◆ **WORK TO COMPLETE**
Extract the listing in its entirety, keeping each line identical to the original.

Source records
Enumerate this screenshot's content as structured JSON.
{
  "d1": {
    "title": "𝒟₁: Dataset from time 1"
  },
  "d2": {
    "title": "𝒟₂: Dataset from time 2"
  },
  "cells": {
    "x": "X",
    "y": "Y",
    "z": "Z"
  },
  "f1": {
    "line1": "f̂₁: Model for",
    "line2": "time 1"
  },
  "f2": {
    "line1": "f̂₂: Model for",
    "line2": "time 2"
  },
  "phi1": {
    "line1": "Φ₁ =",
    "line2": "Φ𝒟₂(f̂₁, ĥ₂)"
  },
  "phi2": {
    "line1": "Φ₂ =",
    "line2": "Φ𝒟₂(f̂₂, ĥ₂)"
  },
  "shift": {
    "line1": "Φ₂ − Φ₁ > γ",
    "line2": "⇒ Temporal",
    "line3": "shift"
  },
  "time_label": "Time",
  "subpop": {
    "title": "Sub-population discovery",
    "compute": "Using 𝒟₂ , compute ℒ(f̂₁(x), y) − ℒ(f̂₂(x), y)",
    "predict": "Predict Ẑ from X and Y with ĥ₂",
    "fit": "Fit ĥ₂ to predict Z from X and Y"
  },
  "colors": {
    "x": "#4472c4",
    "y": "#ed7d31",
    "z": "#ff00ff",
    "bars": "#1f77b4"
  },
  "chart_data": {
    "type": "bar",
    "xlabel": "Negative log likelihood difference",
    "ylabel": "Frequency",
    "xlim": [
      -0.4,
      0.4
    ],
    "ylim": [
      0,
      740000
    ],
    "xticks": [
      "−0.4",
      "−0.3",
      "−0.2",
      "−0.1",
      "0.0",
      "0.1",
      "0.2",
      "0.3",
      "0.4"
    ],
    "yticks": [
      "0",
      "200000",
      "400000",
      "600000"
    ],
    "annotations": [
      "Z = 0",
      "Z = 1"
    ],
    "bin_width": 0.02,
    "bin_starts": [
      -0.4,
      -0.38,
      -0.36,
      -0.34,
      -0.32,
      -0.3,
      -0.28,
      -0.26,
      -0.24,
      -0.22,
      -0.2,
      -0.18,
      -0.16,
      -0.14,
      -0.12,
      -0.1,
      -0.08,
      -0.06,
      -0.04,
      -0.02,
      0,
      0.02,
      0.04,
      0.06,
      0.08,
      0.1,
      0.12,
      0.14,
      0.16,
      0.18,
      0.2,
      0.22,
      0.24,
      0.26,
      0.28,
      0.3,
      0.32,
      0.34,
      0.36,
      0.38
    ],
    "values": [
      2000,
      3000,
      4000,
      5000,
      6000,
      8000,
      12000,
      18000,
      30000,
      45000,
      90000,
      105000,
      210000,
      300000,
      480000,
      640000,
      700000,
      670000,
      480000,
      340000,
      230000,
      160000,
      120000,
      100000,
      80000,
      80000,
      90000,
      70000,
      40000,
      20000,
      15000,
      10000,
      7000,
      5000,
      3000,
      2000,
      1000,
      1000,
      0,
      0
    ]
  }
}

◆ **REPLY TO THE EXERCISE**
Enumerate this screenshot's content as structured JSON.
{
  "d1": {
    "title": "𝒟₁: Dataset from time 1"
  },
  "d2": {
    "title": "𝒟₂: Dataset from time 2"
  },
  "cells": {
    "x": "X",
    "y": "Y",
    "z": "Z"
  },
  "f1": {
    "line1": "f̂₁: Model for",
    "line2": "time 1"
  },
  "f2": {
    "line1": "f̂₂: Model for",
    "line2": "time 2"
  },
  "phi1": {
    "line1": "Φ₁ =",
    "line2": "Φ𝒟₂(f̂₁, ĥ₂)"
  },
  "phi2": {
    "line1": "Φ₂ =",
    "line2": "Φ𝒟₂(f̂₂, ĥ₂)"
  },
  "shift": {
    "line1": "Φ₂ − Φ₁ > γ",
    "line2": "⇒ Temporal",
    "line3": "shift"
  },
  "time_label": "Time",
  "subpop": {
    "title": "Sub-population discovery",
    "compute": "Using 𝒟₂ , compute ℒ(f̂₁(x), y) − ℒ(f̂₂(x), y)",
    "predict": "Predict Ẑ from X and Y with ĥ₂",
    "fit": "Fit ĥ₂ to predict Z from X and Y"
  },
  "colors": {
    "x": "#4472c4",
    "y": "#ed7d31",
    "z": "#ff00ff",
    "bars": "#1f77b4"
  },
  "chart_data": {
    "type": "bar",
    "xlabel": "Negative log likelihood difference",
    "ylabel": "Frequency",
    "xlim": [
      -0.4,
      0.4
    ],
    "ylim": [
      0,
      740000
    ],
    "xticks": [
      "−0.4",
      "−0.3",
      "−0.2",
      "−0.1",
      "0.0",
      "0.1",
      "0.2",
      "0.3",
      "0.4"
    ],
    "yticks": [
      "0",
      "200000",
      "400000",
      "600000"
    ],
    "annotations": [
      "Z = 0",
      "Z = 1"
    ],
    "bin_width": 0.02,
    "bin_starts": [
      -0.4,
      -0.38,
      -0.36,
      -0.34,
      -0.32,
      -0.3,
      -0.28,
      -0.26,
      -0.24,
      -0.22,
      -0.2,
      -0.18,
      -0.16,
      -0.14,
      -0.12,
      -0.1,
      -0.08,
      -0.06,
      -0.04,
      -0.02,
      0,
      0.02,
      0.04,
      0.06,
      0.08,
      0.1,
      0.12,
      0.14,
      0.16,
      0.18,
      0.2,
      0.22,
      0.24,
      0.26,
      0.28,
      0.3,
      0.32,
      0.34,
      0.36,
      0.38
    ],
    "values": [
      2000,
      3000,
      4000,
      5000,
      6000,
      8000,
      12000,
      18000,
      30000,
      45000,
      90000,
      105000,
      210000,
      300000,
      480000,
      640000,
      700000,
      670000,
      480000,
      340000,
      230000,
      160000,
      120000,
      100000,
      80000,
      80000,
      90000,
      70000,
      40000,
      20000,
      15000,
      10000,
      7000,
      5000,
      3000,
      2000,
      1000,
      1000,
      0,
      0
    ]
  }
}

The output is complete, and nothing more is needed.